** begin **

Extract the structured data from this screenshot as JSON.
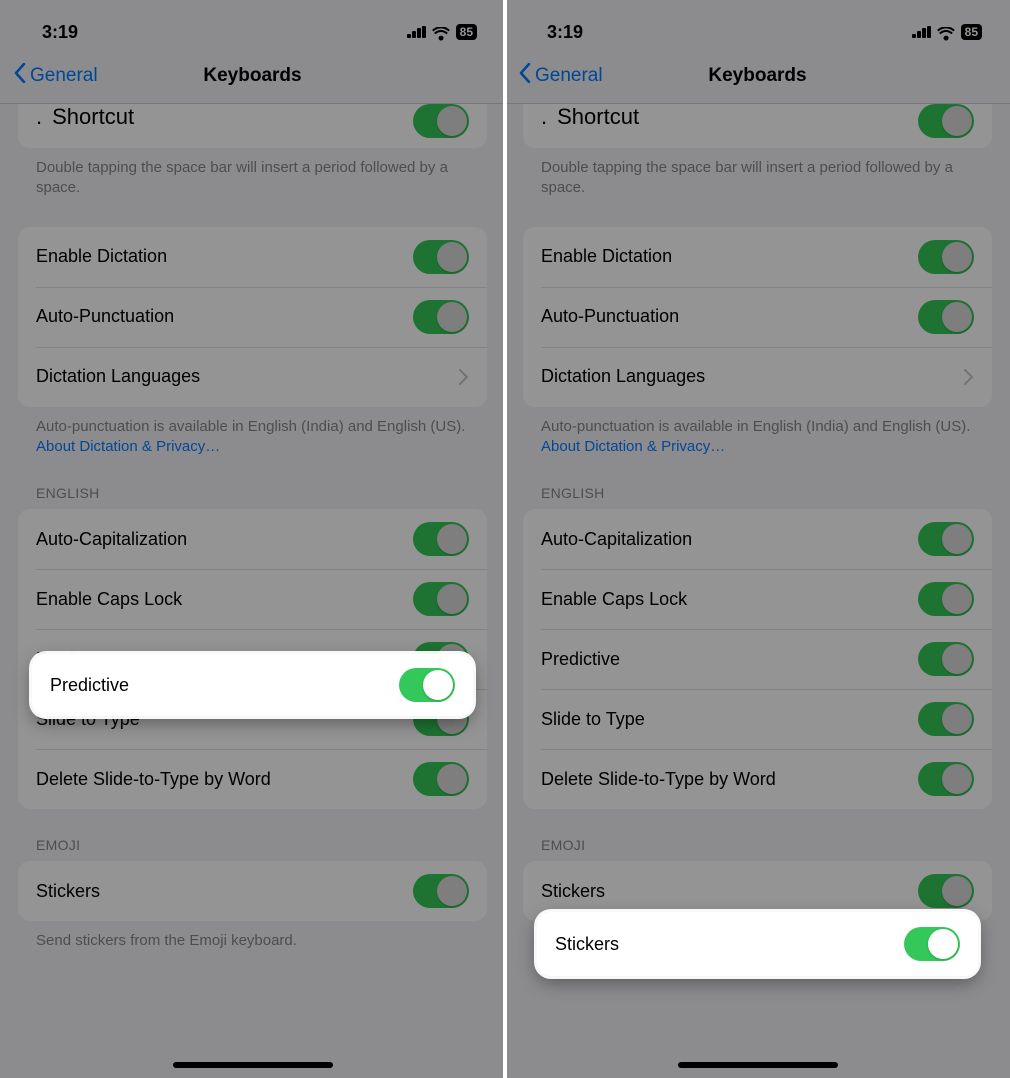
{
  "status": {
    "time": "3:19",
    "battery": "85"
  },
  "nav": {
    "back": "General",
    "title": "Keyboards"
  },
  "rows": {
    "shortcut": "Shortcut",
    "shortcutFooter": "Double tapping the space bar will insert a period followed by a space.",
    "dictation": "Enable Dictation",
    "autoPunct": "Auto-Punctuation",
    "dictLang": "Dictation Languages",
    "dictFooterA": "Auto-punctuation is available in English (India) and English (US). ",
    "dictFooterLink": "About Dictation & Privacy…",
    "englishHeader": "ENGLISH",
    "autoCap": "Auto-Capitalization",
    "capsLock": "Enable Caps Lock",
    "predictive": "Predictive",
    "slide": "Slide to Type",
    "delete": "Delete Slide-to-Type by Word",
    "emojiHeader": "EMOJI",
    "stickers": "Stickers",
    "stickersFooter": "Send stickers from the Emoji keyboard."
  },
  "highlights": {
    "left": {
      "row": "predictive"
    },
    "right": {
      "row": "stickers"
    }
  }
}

** end **

Drop the images and repeat the data exactly.

• [WRITTEN RESPONSE]:
Extract the structured data from this screenshot as JSON.
{
  "status": {
    "time": "3:19",
    "battery": "85"
  },
  "nav": {
    "back": "General",
    "title": "Keyboards"
  },
  "rows": {
    "shortcut": "Shortcut",
    "shortcutFooter": "Double tapping the space bar will insert a period followed by a space.",
    "dictation": "Enable Dictation",
    "autoPunct": "Auto-Punctuation",
    "dictLang": "Dictation Languages",
    "dictFooterA": "Auto-punctuation is available in English (India) and English (US). ",
    "dictFooterLink": "About Dictation & Privacy…",
    "englishHeader": "ENGLISH",
    "autoCap": "Auto-Capitalization",
    "capsLock": "Enable Caps Lock",
    "predictive": "Predictive",
    "slide": "Slide to Type",
    "delete": "Delete Slide-to-Type by Word",
    "emojiHeader": "EMOJI",
    "stickers": "Stickers",
    "stickersFooter": "Send stickers from the Emoji keyboard."
  },
  "highlights": {
    "left": {
      "row": "predictive"
    },
    "right": {
      "row": "stickers"
    }
  }
}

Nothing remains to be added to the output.